* Collected data entries
'''

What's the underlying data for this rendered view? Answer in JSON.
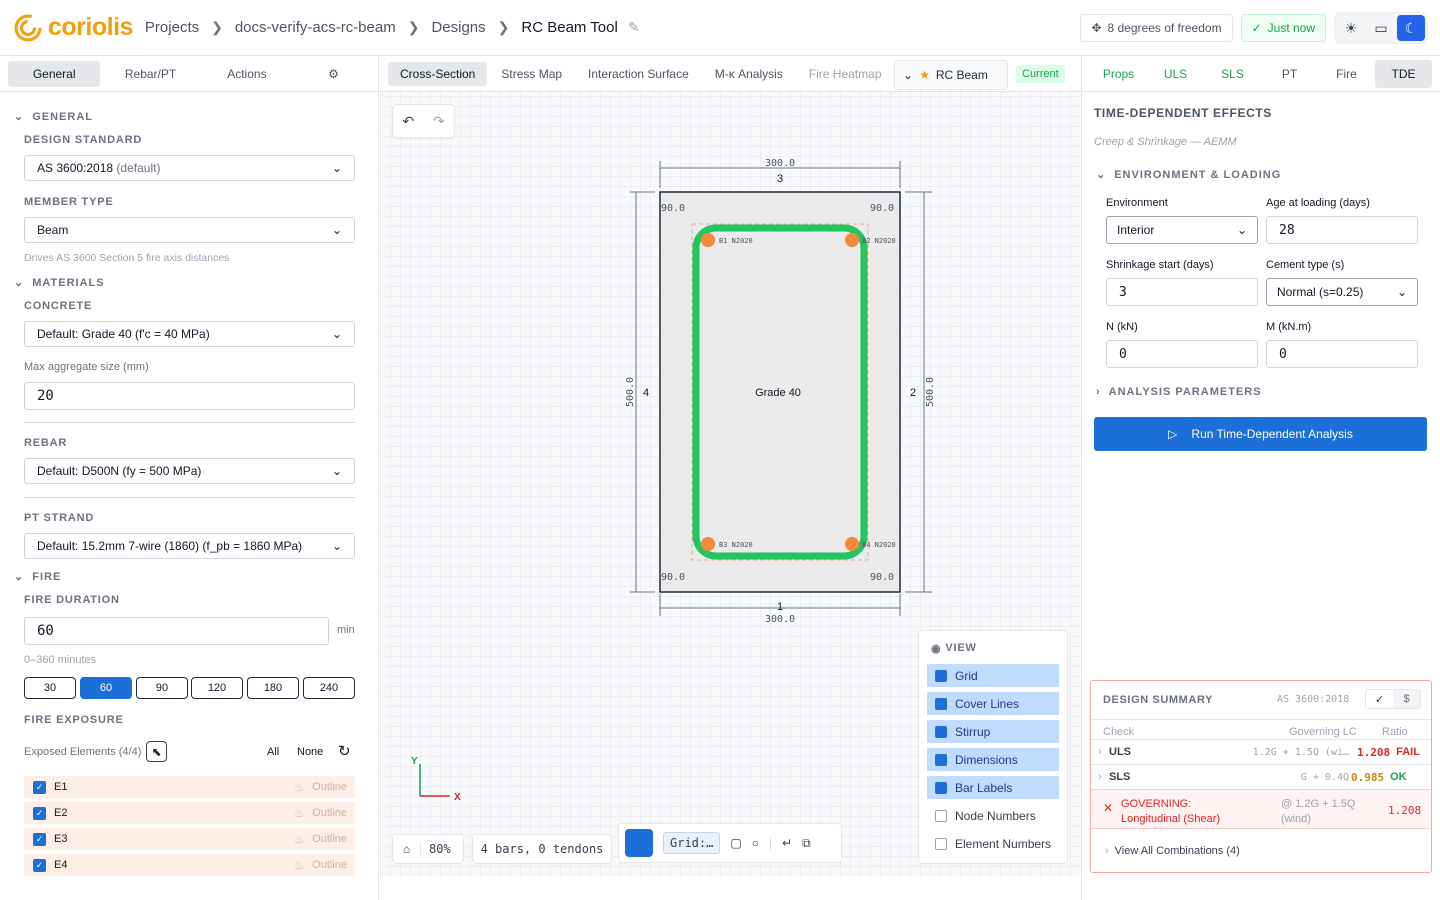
{
  "header": {
    "logo_text": "coriolis",
    "breadcrumbs": [
      "Projects",
      "docs-verify-acs-rc-beam",
      "Designs",
      "RC Beam Tool"
    ],
    "dof_label": "8 degrees of freedom",
    "saved_label": "Just now",
    "theme_options": [
      "sun-icon",
      "monitor-icon",
      "moon-icon"
    ],
    "active_theme": "moon-icon"
  },
  "left": {
    "tabs": [
      "General",
      "Rebar/PT",
      "Actions"
    ],
    "active_tab": "General",
    "general_heading": "GENERAL",
    "design_standard_label": "DESIGN STANDARD",
    "design_standard_value": "AS 3600:2018",
    "design_standard_suffix": "(default)",
    "member_type_label": "MEMBER TYPE",
    "member_type_value": "Beam",
    "member_hint": "Drives AS 3600 Section 5 fire axis distances",
    "materials_heading": "MATERIALS",
    "concrete_label": "CONCRETE",
    "concrete_value": "Default: Grade 40 (f'c = 40 MPa)",
    "agg_label": "Max aggregate size (mm)",
    "agg_value": "20",
    "rebar_label": "REBAR",
    "rebar_value": "Default: D500N (fy = 500 MPa)",
    "pt_label": "PT STRAND",
    "pt_value": "Default: 15.2mm 7-wire (1860) (f_pb = 1860 MPa)",
    "fire_heading": "FIRE",
    "fire_duration_label": "FIRE DURATION",
    "fire_duration_value": "60",
    "fire_unit": "min",
    "fire_range": "0–360 minutes",
    "fire_presets": [
      "30",
      "60",
      "90",
      "120",
      "180",
      "240"
    ],
    "fire_active": "60",
    "exposure_label": "FIRE EXPOSURE",
    "exposed_label": "Exposed Elements (4/4)",
    "all_label": "All",
    "none_label": "None",
    "elements": [
      {
        "name": "E1",
        "mode": "Outline"
      },
      {
        "name": "E2",
        "mode": "Outline"
      },
      {
        "name": "E3",
        "mode": "Outline"
      },
      {
        "name": "E4",
        "mode": "Outline"
      }
    ]
  },
  "center": {
    "tabs": [
      "Cross-Section",
      "Stress Map",
      "Interaction Surface",
      "M-κ Analysis",
      "Fire Heatmap"
    ],
    "active_tab": "Cross-Section",
    "beam_name": "RC Beam",
    "badge": "Current",
    "section": {
      "width_label": "300.0",
      "height_label": "500.0",
      "material_label": "Grade 40",
      "corner_dims": [
        "90.0",
        "90.0",
        "90.0",
        "90.0"
      ],
      "edge_numbers": [
        "3",
        "2",
        "1",
        "4"
      ],
      "bars": [
        {
          "id": "B1",
          "size": "N2020"
        },
        {
          "id": "B2",
          "size": "N2020"
        },
        {
          "id": "B3",
          "size": "N2020"
        },
        {
          "id": "B4",
          "size": "N2020"
        }
      ]
    },
    "axis_x": "X",
    "axis_y": "Y",
    "view": {
      "title": "VIEW",
      "items": [
        {
          "label": "Grid",
          "on": true
        },
        {
          "label": "Cover Lines",
          "on": true
        },
        {
          "label": "Stirrup",
          "on": true
        },
        {
          "label": "Dimensions",
          "on": true
        },
        {
          "label": "Bar Labels",
          "on": true
        },
        {
          "label": "Node Numbers",
          "on": false
        },
        {
          "label": "Element Numbers",
          "on": false
        }
      ]
    },
    "zoom": "80%",
    "count_label": "4 bars, 0 tendons",
    "grid_select": "Grid:…"
  },
  "right": {
    "tabs": [
      "Props",
      "ULS",
      "SLS",
      "PT",
      "Fire",
      "TDE"
    ],
    "active_tab": "TDE",
    "title": "TIME-DEPENDENT EFFECTS",
    "subtitle": "Creep & Shrinkage — AEMM",
    "env_heading": "ENVIRONMENT & LOADING",
    "environment_label": "Environment",
    "environment_value": "Interior",
    "age_label": "Age at loading (days)",
    "age_value": "28",
    "shrink_label": "Shrinkage start (days)",
    "shrink_value": "3",
    "cement_label": "Cement type (s)",
    "cement_value": "Normal (s=0.25)",
    "n_label": "N (kN)",
    "n_value": "0",
    "m_label": "M (kN.m)",
    "m_value": "0",
    "params_heading": "ANALYSIS PARAMETERS",
    "run_label": "Run Time-Dependent Analysis",
    "summary": {
      "title": "DESIGN SUMMARY",
      "standard": "AS 3600:2018",
      "currency": "$",
      "col_check": "Check",
      "col_lc": "Governing LC",
      "col_ratio": "Ratio",
      "rows": [
        {
          "check": "ULS",
          "lc": "1.2G + 1.5Q (wi…",
          "ratio": "1.208",
          "status": "FAIL"
        },
        {
          "check": "SLS",
          "lc": "G + 0.4Q",
          "ratio": "0.985",
          "status": "OK"
        }
      ],
      "governing_label": "GOVERNING: Longitudinal (Shear)",
      "governing_lc": "@ 1.2G + 1.5Q (wind)",
      "governing_ratio": "1.208",
      "view_all": "View All Combinations (4)"
    }
  },
  "colors": {
    "accent": "#1d6fd8",
    "brand": "#f59e0b",
    "stirrup": "#22c55e",
    "bar": "#f58a3c",
    "fail": "#dc2626",
    "ok": "#16a34a"
  }
}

'''

* Exercise details
Take the records above and transcribe them exactly, dropping every picture.

* Problem solution
What's the underlying data for this rendered view? Answer in JSON.
{
  "header": {
    "logo_text": "coriolis",
    "breadcrumbs": [
      "Projects",
      "docs-verify-acs-rc-beam",
      "Designs",
      "RC Beam Tool"
    ],
    "dof_label": "8 degrees of freedom",
    "saved_label": "Just now",
    "theme_options": [
      "sun-icon",
      "monitor-icon",
      "moon-icon"
    ],
    "active_theme": "moon-icon"
  },
  "left": {
    "tabs": [
      "General",
      "Rebar/PT",
      "Actions"
    ],
    "active_tab": "General",
    "general_heading": "GENERAL",
    "design_standard_label": "DESIGN STANDARD",
    "design_standard_value": "AS 3600:2018",
    "design_standard_suffix": "(default)",
    "member_type_label": "MEMBER TYPE",
    "member_type_value": "Beam",
    "member_hint": "Drives AS 3600 Section 5 fire axis distances",
    "materials_heading": "MATERIALS",
    "concrete_label": "CONCRETE",
    "concrete_value": "Default: Grade 40 (f'c = 40 MPa)",
    "agg_label": "Max aggregate size (mm)",
    "agg_value": "20",
    "rebar_label": "REBAR",
    "rebar_value": "Default: D500N (fy = 500 MPa)",
    "pt_label": "PT STRAND",
    "pt_value": "Default: 15.2mm 7-wire (1860) (f_pb = 1860 MPa)",
    "fire_heading": "FIRE",
    "fire_duration_label": "FIRE DURATION",
    "fire_duration_value": "60",
    "fire_unit": "min",
    "fire_range": "0–360 minutes",
    "fire_presets": [
      "30",
      "60",
      "90",
      "120",
      "180",
      "240"
    ],
    "fire_active": "60",
    "exposure_label": "FIRE EXPOSURE",
    "exposed_label": "Exposed Elements (4/4)",
    "all_label": "All",
    "none_label": "None",
    "elements": [
      {
        "name": "E1",
        "mode": "Outline"
      },
      {
        "name": "E2",
        "mode": "Outline"
      },
      {
        "name": "E3",
        "mode": "Outline"
      },
      {
        "name": "E4",
        "mode": "Outline"
      }
    ]
  },
  "center": {
    "tabs": [
      "Cross-Section",
      "Stress Map",
      "Interaction Surface",
      "M-κ Analysis",
      "Fire Heatmap"
    ],
    "active_tab": "Cross-Section",
    "beam_name": "RC Beam",
    "badge": "Current",
    "section": {
      "width_label": "300.0",
      "height_label": "500.0",
      "material_label": "Grade 40",
      "corner_dims": [
        "90.0",
        "90.0",
        "90.0",
        "90.0"
      ],
      "edge_numbers": [
        "3",
        "2",
        "1",
        "4"
      ],
      "bars": [
        {
          "id": "B1",
          "size": "N2020"
        },
        {
          "id": "B2",
          "size": "N2020"
        },
        {
          "id": "B3",
          "size": "N2020"
        },
        {
          "id": "B4",
          "size": "N2020"
        }
      ]
    },
    "axis_x": "X",
    "axis_y": "Y",
    "view": {
      "title": "VIEW",
      "items": [
        {
          "label": "Grid",
          "on": true
        },
        {
          "label": "Cover Lines",
          "on": true
        },
        {
          "label": "Stirrup",
          "on": true
        },
        {
          "label": "Dimensions",
          "on": true
        },
        {
          "label": "Bar Labels",
          "on": true
        },
        {
          "label": "Node Numbers",
          "on": false
        },
        {
          "label": "Element Numbers",
          "on": false
        }
      ]
    },
    "zoom": "80%",
    "count_label": "4 bars, 0 tendons",
    "grid_select": "Grid:…"
  },
  "right": {
    "tabs": [
      "Props",
      "ULS",
      "SLS",
      "PT",
      "Fire",
      "TDE"
    ],
    "active_tab": "TDE",
    "title": "TIME-DEPENDENT EFFECTS",
    "subtitle": "Creep & Shrinkage — AEMM",
    "env_heading": "ENVIRONMENT & LOADING",
    "environment_label": "Environment",
    "environment_value": "Interior",
    "age_label": "Age at loading (days)",
    "age_value": "28",
    "shrink_label": "Shrinkage start (days)",
    "shrink_value": "3",
    "cement_label": "Cement type (s)",
    "cement_value": "Normal (s=0.25)",
    "n_label": "N (kN)",
    "n_value": "0",
    "m_label": "M (kN.m)",
    "m_value": "0",
    "params_heading": "ANALYSIS PARAMETERS",
    "run_label": "Run Time-Dependent Analysis",
    "summary": {
      "title": "DESIGN SUMMARY",
      "standard": "AS 3600:2018",
      "currency": "$",
      "col_check": "Check",
      "col_lc": "Governing LC",
      "col_ratio": "Ratio",
      "rows": [
        {
          "check": "ULS",
          "lc": "1.2G + 1.5Q (wi…",
          "ratio": "1.208",
          "status": "FAIL"
        },
        {
          "check": "SLS",
          "lc": "G + 0.4Q",
          "ratio": "0.985",
          "status": "OK"
        }
      ],
      "governing_label": "GOVERNING: Longitudinal (Shear)",
      "governing_lc": "@ 1.2G + 1.5Q (wind)",
      "governing_ratio": "1.208",
      "view_all": "View All Combinations (4)"
    }
  },
  "colors": {
    "accent": "#1d6fd8",
    "brand": "#f59e0b",
    "stirrup": "#22c55e",
    "bar": "#f58a3c",
    "fail": "#dc2626",
    "ok": "#16a34a"
  }
}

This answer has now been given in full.